(DATASET ROWS)
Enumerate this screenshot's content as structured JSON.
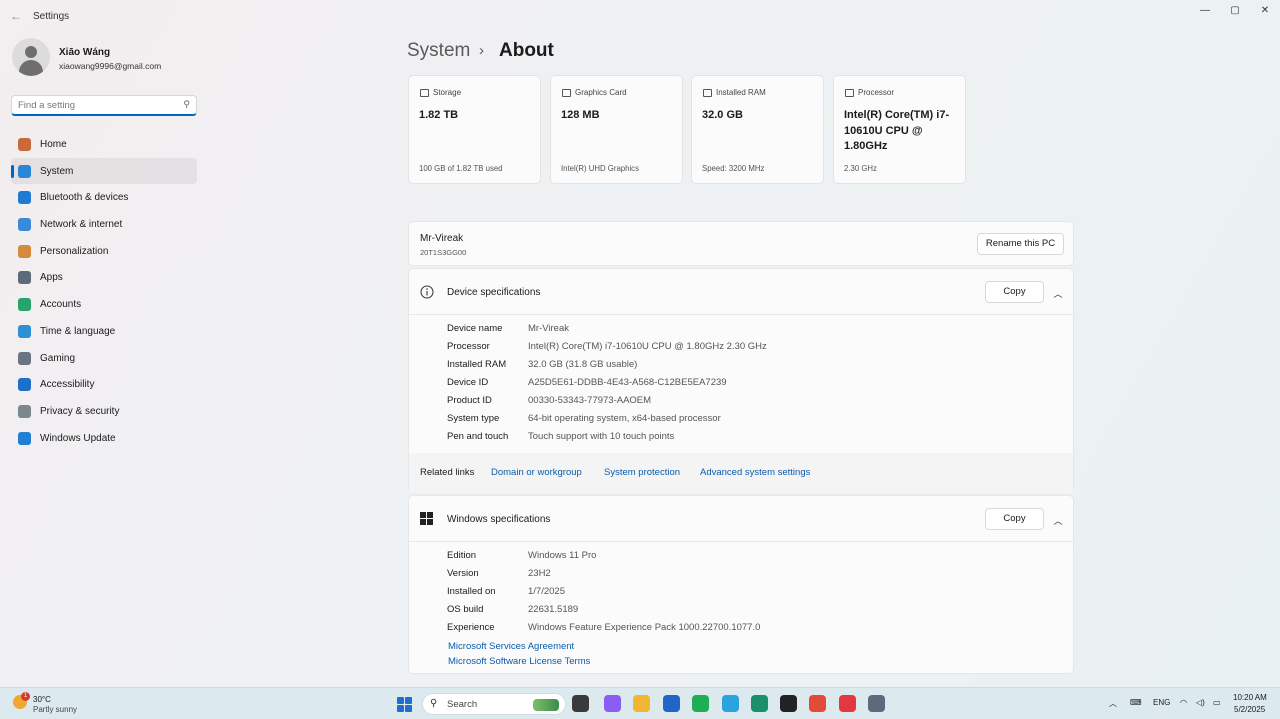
{
  "window": {
    "title": "Settings",
    "back_icon": "back-arrow-icon",
    "controls": [
      "minimize-icon",
      "maximize-icon",
      "close-icon"
    ]
  },
  "user": {
    "name": "Xiāo Wáng",
    "email": "xiaowang9996@gmail.com"
  },
  "search": {
    "placeholder": "Find a setting"
  },
  "sidebar": {
    "items": [
      {
        "label": "Home",
        "icon": "home-icon",
        "color": "#c96a3a"
      },
      {
        "label": "System",
        "icon": "monitor-icon",
        "color": "#2a87d8",
        "active": true
      },
      {
        "label": "Bluetooth & devices",
        "icon": "bluetooth-icon",
        "color": "#1f7ad4"
      },
      {
        "label": "Network & internet",
        "icon": "wifi-icon",
        "color": "#3b8ad9"
      },
      {
        "label": "Personalization",
        "icon": "brush-icon",
        "color": "#d58a3c"
      },
      {
        "label": "Apps",
        "icon": "apps-icon",
        "color": "#5d6a77"
      },
      {
        "label": "Accounts",
        "icon": "person-icon",
        "color": "#27a36c"
      },
      {
        "label": "Time & language",
        "icon": "globe-clock-icon",
        "color": "#2d8fd6"
      },
      {
        "label": "Gaming",
        "icon": "gamepad-icon",
        "color": "#6b7480"
      },
      {
        "label": "Accessibility",
        "icon": "accessibility-icon",
        "color": "#1d6fc9"
      },
      {
        "label": "Privacy & security",
        "icon": "shield-icon",
        "color": "#7d8790"
      },
      {
        "label": "Windows Update",
        "icon": "update-icon",
        "color": "#1f7fd2"
      }
    ]
  },
  "breadcrumb": {
    "parent": "System",
    "separator": "›",
    "current": "About"
  },
  "cards": [
    {
      "label": "Storage",
      "value": "1.82 TB",
      "sub": "100 GB of 1.82 TB used",
      "icon": "storage-icon"
    },
    {
      "label": "Graphics Card",
      "value": "128 MB",
      "sub": "Intel(R) UHD Graphics",
      "icon": "graphics-card-icon"
    },
    {
      "label": "Installed RAM",
      "value": "32.0 GB",
      "sub": "Speed: 3200 MHz",
      "icon": "ram-icon"
    },
    {
      "label": "Processor",
      "value": "Intel(R) Core(TM) i7-10610U CPU @ 1.80GHz",
      "sub": "2.30 GHz",
      "icon": "processor-icon"
    }
  ],
  "pc": {
    "name": "Mr-Vireak",
    "model": "20T1S3GG00",
    "rename_label": "Rename this PC"
  },
  "device_specs": {
    "title": "Device specifications",
    "copy_label": "Copy",
    "icon": "info-icon",
    "rows": [
      {
        "k": "Device name",
        "v": "Mr-Vireak"
      },
      {
        "k": "Processor",
        "v": "Intel(R) Core(TM) i7-10610U CPU @ 1.80GHz   2.30 GHz"
      },
      {
        "k": "Installed RAM",
        "v": "32.0 GB (31.8 GB usable)"
      },
      {
        "k": "Device ID",
        "v": "A25D5E61-DDBB-4E43-A568-C12BE5EA7239"
      },
      {
        "k": "Product ID",
        "v": "00330-53343-77973-AAOEM"
      },
      {
        "k": "System type",
        "v": "64-bit operating system, x64-based processor"
      },
      {
        "k": "Pen and touch",
        "v": "Touch support with 10 touch points"
      }
    ]
  },
  "related_links": {
    "label": "Related links",
    "links": [
      "Domain or workgroup",
      "System protection",
      "Advanced system settings"
    ]
  },
  "windows_specs": {
    "title": "Windows specifications",
    "copy_label": "Copy",
    "icon": "windows-logo-icon",
    "rows": [
      {
        "k": "Edition",
        "v": "Windows 11 Pro"
      },
      {
        "k": "Version",
        "v": "23H2"
      },
      {
        "k": "Installed on",
        "v": "1/7/2025"
      },
      {
        "k": "OS build",
        "v": "22631.5189"
      },
      {
        "k": "Experience",
        "v": "Windows Feature Experience Pack 1000.22700.1077.0"
      }
    ],
    "links": [
      "Microsoft Services Agreement",
      "Microsoft Software License Terms"
    ]
  },
  "taskbar": {
    "weather_temp": "30°C",
    "weather_cond": "Partly sunny",
    "weather_badge": "1",
    "search_label": "Search",
    "apps": [
      {
        "name": "file-manager-icon",
        "color": "#3a3a3a"
      },
      {
        "name": "copilot-icon",
        "color": "#8b5cf6"
      },
      {
        "name": "file-explorer-icon",
        "color": "#f2b632"
      },
      {
        "name": "store-icon",
        "color": "#2364c5"
      },
      {
        "name": "whatsapp-icon",
        "color": "#1fae55"
      },
      {
        "name": "telegram-icon",
        "color": "#2aa3e0"
      },
      {
        "name": "edge-icon",
        "color": "#1a8f6a"
      },
      {
        "name": "capcut-icon",
        "color": "#222222"
      },
      {
        "name": "chrome-icon",
        "color": "#e04b3a"
      },
      {
        "name": "wps-icon",
        "color": "#e2393f"
      },
      {
        "name": "settings-gear-icon",
        "color": "#5b6b7a"
      }
    ],
    "tray": {
      "lang": "ENG",
      "time": "10:20 AM",
      "date": "5/2/2025"
    }
  }
}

(DO THIS) Return every line above that contains the word "touch".

(EXERCISE OUTPUT)
        "k": "Pen and touch",
        "v": "Touch support with 10 touch points"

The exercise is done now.